PROBLEM DESCRIPTION: Return the lines below that carry the word "columns".
····················
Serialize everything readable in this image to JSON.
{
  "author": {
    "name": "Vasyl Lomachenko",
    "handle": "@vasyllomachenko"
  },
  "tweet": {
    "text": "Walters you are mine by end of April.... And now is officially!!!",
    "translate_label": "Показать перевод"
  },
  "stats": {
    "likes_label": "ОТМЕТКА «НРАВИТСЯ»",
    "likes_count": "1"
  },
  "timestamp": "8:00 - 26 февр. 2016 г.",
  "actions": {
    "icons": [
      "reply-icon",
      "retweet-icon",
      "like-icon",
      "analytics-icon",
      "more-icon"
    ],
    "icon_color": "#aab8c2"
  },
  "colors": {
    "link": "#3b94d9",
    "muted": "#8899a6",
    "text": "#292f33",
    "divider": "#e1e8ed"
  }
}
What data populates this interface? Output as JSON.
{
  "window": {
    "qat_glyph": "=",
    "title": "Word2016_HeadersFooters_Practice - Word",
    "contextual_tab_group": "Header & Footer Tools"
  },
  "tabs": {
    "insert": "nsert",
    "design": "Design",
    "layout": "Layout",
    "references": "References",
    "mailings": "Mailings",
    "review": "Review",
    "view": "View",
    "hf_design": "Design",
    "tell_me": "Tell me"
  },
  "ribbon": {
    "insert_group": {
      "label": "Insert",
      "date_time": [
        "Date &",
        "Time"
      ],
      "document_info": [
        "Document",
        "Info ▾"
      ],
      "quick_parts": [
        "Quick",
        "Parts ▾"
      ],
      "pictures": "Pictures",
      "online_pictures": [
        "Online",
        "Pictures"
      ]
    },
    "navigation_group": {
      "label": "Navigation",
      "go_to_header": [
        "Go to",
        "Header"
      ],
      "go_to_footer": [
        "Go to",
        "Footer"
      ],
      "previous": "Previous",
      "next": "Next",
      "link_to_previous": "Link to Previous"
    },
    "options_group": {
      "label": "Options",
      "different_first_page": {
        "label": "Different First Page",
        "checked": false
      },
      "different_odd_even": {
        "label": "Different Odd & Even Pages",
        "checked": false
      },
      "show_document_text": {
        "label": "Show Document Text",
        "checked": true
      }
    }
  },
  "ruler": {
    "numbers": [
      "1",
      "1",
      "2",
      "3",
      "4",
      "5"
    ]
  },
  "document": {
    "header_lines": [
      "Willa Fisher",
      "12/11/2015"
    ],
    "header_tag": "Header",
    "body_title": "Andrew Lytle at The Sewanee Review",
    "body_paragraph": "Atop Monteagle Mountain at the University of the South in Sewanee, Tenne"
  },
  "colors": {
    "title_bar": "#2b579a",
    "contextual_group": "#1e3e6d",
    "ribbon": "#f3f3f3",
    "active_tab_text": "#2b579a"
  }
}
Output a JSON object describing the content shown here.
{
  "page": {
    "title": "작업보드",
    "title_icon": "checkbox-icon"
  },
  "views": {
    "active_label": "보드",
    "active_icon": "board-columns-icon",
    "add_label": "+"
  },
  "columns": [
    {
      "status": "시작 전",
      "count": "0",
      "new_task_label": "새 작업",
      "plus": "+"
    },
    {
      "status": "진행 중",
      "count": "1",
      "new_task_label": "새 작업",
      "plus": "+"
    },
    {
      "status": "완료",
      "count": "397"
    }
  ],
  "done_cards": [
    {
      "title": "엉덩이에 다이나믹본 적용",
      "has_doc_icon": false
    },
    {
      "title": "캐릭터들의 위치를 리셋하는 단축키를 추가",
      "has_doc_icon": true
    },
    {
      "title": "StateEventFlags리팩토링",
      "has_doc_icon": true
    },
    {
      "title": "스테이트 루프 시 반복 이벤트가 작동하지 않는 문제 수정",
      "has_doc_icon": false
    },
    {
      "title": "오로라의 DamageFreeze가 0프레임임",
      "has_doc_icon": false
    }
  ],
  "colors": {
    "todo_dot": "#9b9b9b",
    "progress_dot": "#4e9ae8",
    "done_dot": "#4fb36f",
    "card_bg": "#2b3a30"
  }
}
····················
WRITTEN REPLY:
    "active_icon": "board-columns-icon",
  "columns": [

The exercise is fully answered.